WHAT THE TASK ASKS:
Below is a listing to write out in full, exactly as given, without its pictures.

RECORD EXCERPTS:
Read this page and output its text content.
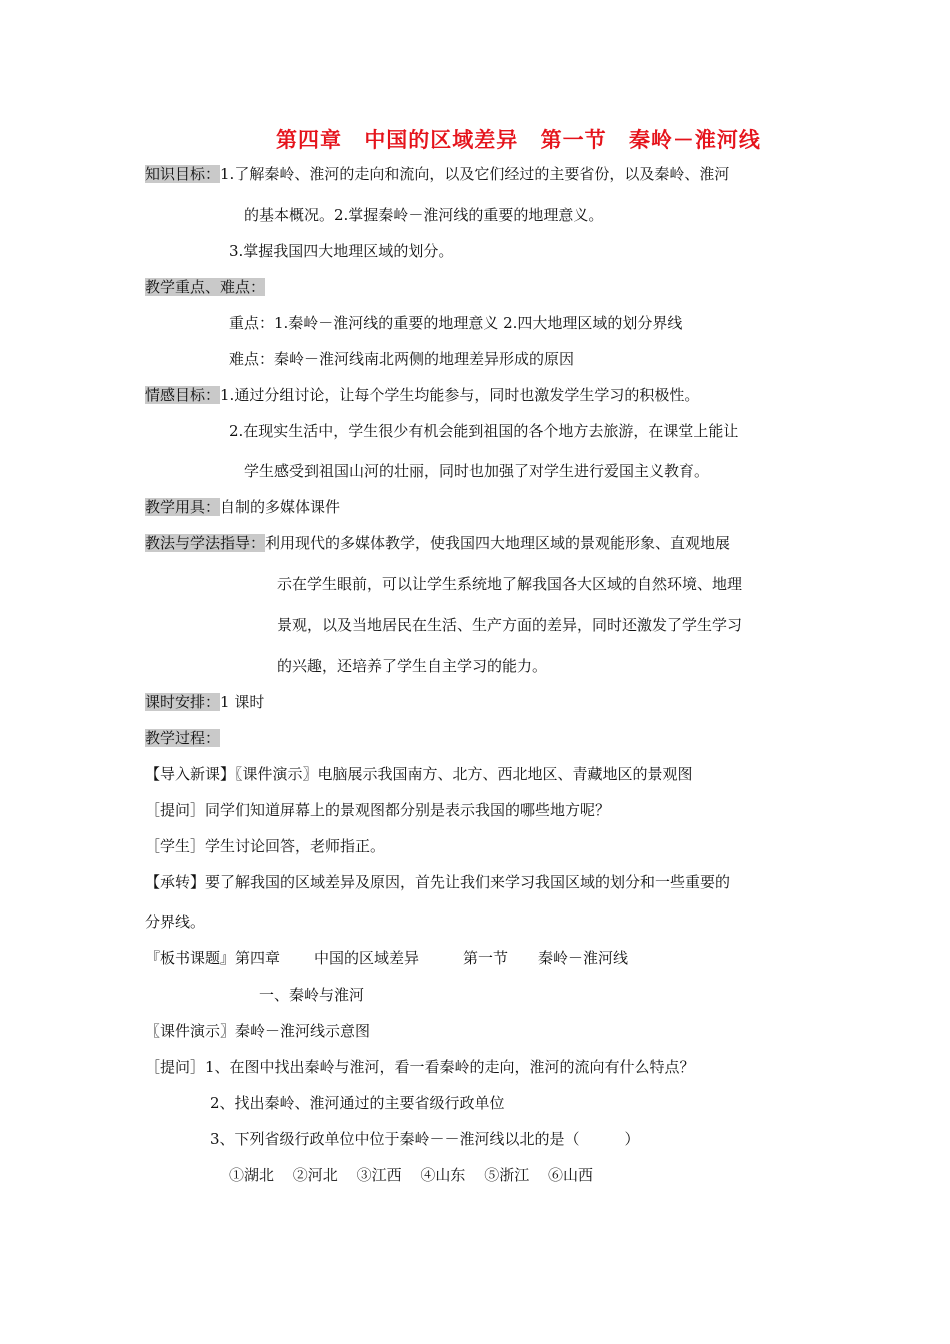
第四章 中国的区域差异 第一节 秦岭－淮河线
知识目标：1.了解秦岭、淮河的走向和流向，以及它们经过的主要省份，以及秦岭、淮河
的基本概况。2.掌握秦岭－淮河线的重要的地理意义。
3.掌握我国四大地理区域的划分。
教学重点、难点：
重点：1.秦岭－淮河线的重要的地理意义 2.四大地理区域的划分界线
难点：秦岭－淮河线南北两侧的地理差异形成的原因
情感目标：1.通过分组讨论，让每个学生均能参与，同时也激发学生学习的积极性。
2.在现实生活中，学生很少有机会能到祖国的各个地方去旅游，在课堂上能让
学生感受到祖国山河的壮丽，同时也加强了对学生进行爱国主义教育。
教学用具：自制的多媒体课件
教法与学法指导：利用现代的多媒体教学，使我国四大地理区域的景观能形象、直观地展
示在学生眼前，可以让学生系统地了解我国各大区域的自然环境、地理
景观，以及当地居民在生活、生产方面的差异，同时还激发了学生学习
的兴趣，还培养了学生自主学习的能力。
课时安排：1 课时
教学过程：
【导入新课】〖课件演示〗电脑展示我国南方、北方、西北地区、青藏地区的景观图
［提问］同学们知道屏幕上的景观图都分别是表示我国的哪些地方呢？
［学生］学生讨论回答，老师指正。
【承转】要了解我国的区域差异及原因，首先让我们来学习我国区域的划分和一些重要的
分界线。
『板书课题』第四章 中国的区域差异	第一节 秦岭－淮河线
一、秦岭与淮河
〖课件演示〗秦岭－淮河线示意图
［提问］1、在图中找出秦岭与淮河，看一看秦岭的走向，淮河的流向有什么特点？
2、找出秦岭、淮河通过的主要省级行政单位
3、下列省级行政单位中位于秦岭－－淮河线以北的是（　　　）
①湖北 ②河北 ③江西 ④山东 ⑤浙江 ⑥山西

ANSWER FOR THIS EXERCISE:
Read this page and output its text content.
第四章 中国的区域差异 第一节 秦岭－淮河线
知识目标：1.了解秦岭、淮河的走向和流向，以及它们经过的主要省份，以及秦岭、淮河
的基本概况。2.掌握秦岭－淮河线的重要的地理意义。
3.掌握我国四大地理区域的划分。
教学重点、难点：
重点：1.秦岭－淮河线的重要的地理意义 2.四大地理区域的划分界线
难点：秦岭－淮河线南北两侧的地理差异形成的原因
情感目标：1.通过分组讨论，让每个学生均能参与，同时也激发学生学习的积极性。
2.在现实生活中，学生很少有机会能到祖国的各个地方去旅游，在课堂上能让
学生感受到祖国山河的壮丽，同时也加强了对学生进行爱国主义教育。
教学用具：自制的多媒体课件
教法与学法指导：利用现代的多媒体教学，使我国四大地理区域的景观能形象、直观地展
示在学生眼前，可以让学生系统地了解我国各大区域的自然环境、地理
景观，以及当地居民在生活、生产方面的差异，同时还激发了学生学习
的兴趣，还培养了学生自主学习的能力。
课时安排：1 课时
教学过程：
【导入新课】〖课件演示〗电脑展示我国南方、北方、西北地区、青藏地区的景观图
［提问］同学们知道屏幕上的景观图都分别是表示我国的哪些地方呢？
［学生］学生讨论回答，老师指正。
【承转】要了解我国的区域差异及原因，首先让我们来学习我国区域的划分和一些重要的
分界线。
『板书课题』第四章 中国的区域差异	第一节 秦岭－淮河线
一、秦岭与淮河
〖课件演示〗秦岭－淮河线示意图
［提问］1、在图中找出秦岭与淮河，看一看秦岭的走向，淮河的流向有什么特点？
2、找出秦岭、淮河通过的主要省级行政单位
3、下列省级行政单位中位于秦岭－－淮河线以北的是（　　　）
①湖北 ②河北 ③江西 ④山东 ⑤浙江 ⑥山西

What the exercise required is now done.